[Task] All entries should be output exactly as they stand.

[Data]
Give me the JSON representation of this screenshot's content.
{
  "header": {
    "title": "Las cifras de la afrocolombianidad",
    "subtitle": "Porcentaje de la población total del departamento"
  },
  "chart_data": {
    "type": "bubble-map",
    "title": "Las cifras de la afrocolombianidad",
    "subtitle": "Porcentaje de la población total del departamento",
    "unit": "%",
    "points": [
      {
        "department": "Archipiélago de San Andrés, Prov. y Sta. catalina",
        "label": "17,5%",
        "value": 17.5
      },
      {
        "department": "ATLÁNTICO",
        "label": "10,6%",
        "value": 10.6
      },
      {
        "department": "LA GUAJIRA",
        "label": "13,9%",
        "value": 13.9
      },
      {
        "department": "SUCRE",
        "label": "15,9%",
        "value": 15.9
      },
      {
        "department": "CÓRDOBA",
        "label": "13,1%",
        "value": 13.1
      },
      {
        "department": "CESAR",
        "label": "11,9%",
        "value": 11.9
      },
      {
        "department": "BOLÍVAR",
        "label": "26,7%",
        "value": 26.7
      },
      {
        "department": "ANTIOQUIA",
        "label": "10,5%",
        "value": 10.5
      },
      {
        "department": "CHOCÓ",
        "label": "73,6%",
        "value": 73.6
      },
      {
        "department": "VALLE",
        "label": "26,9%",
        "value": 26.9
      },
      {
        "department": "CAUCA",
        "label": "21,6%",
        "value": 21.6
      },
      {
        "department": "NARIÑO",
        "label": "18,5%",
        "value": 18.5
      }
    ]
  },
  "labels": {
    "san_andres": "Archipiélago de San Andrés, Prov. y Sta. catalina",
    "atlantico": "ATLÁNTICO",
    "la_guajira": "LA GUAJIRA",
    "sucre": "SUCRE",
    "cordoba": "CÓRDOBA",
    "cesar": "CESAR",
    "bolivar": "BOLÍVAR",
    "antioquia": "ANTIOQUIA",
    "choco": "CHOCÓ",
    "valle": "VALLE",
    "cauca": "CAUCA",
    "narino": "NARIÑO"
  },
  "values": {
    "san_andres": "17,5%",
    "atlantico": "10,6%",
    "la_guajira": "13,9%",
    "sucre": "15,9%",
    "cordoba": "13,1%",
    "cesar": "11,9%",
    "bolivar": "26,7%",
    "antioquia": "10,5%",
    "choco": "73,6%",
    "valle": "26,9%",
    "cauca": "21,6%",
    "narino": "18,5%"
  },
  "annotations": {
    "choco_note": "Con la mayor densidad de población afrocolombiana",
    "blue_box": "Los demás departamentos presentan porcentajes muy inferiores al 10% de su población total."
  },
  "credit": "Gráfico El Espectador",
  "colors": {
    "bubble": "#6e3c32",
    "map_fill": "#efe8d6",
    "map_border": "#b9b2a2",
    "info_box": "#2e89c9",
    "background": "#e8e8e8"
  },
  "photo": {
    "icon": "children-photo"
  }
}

[Answer]
Give me the JSON representation of this screenshot's content.
{
  "header": {
    "title": "Las cifras de la afrocolombianidad",
    "subtitle": "Porcentaje de la población total del departamento"
  },
  "chart_data": {
    "type": "bubble-map",
    "title": "Las cifras de la afrocolombianidad",
    "subtitle": "Porcentaje de la población total del departamento",
    "unit": "%",
    "points": [
      {
        "department": "Archipiélago de San Andrés, Prov. y Sta. catalina",
        "label": "17,5%",
        "value": 17.5
      },
      {
        "department": "ATLÁNTICO",
        "label": "10,6%",
        "value": 10.6
      },
      {
        "department": "LA GUAJIRA",
        "label": "13,9%",
        "value": 13.9
      },
      {
        "department": "SUCRE",
        "label": "15,9%",
        "value": 15.9
      },
      {
        "department": "CÓRDOBA",
        "label": "13,1%",
        "value": 13.1
      },
      {
        "department": "CESAR",
        "label": "11,9%",
        "value": 11.9
      },
      {
        "department": "BOLÍVAR",
        "label": "26,7%",
        "value": 26.7
      },
      {
        "department": "ANTIOQUIA",
        "label": "10,5%",
        "value": 10.5
      },
      {
        "department": "CHOCÓ",
        "label": "73,6%",
        "value": 73.6
      },
      {
        "department": "VALLE",
        "label": "26,9%",
        "value": 26.9
      },
      {
        "department": "CAUCA",
        "label": "21,6%",
        "value": 21.6
      },
      {
        "department": "NARIÑO",
        "label": "18,5%",
        "value": 18.5
      }
    ]
  },
  "labels": {
    "san_andres": "Archipiélago de San Andrés, Prov. y Sta. catalina",
    "atlantico": "ATLÁNTICO",
    "la_guajira": "LA GUAJIRA",
    "sucre": "SUCRE",
    "cordoba": "CÓRDOBA",
    "cesar": "CESAR",
    "bolivar": "BOLÍVAR",
    "antioquia": "ANTIOQUIA",
    "choco": "CHOCÓ",
    "valle": "VALLE",
    "cauca": "CAUCA",
    "narino": "NARIÑO"
  },
  "values": {
    "san_andres": "17,5%",
    "atlantico": "10,6%",
    "la_guajira": "13,9%",
    "sucre": "15,9%",
    "cordoba": "13,1%",
    "cesar": "11,9%",
    "bolivar": "26,7%",
    "antioquia": "10,5%",
    "choco": "73,6%",
    "valle": "26,9%",
    "cauca": "21,6%",
    "narino": "18,5%"
  },
  "annotations": {
    "choco_note": "Con la mayor densidad de población afrocolombiana",
    "blue_box": "Los demás departamentos presentan porcentajes muy inferiores al 10% de su población total."
  },
  "credit": "Gráfico El Espectador",
  "colors": {
    "bubble": "#6e3c32",
    "map_fill": "#efe8d6",
    "map_border": "#b9b2a2",
    "info_box": "#2e89c9",
    "background": "#e8e8e8"
  },
  "photo": {
    "icon": "children-photo"
  }
}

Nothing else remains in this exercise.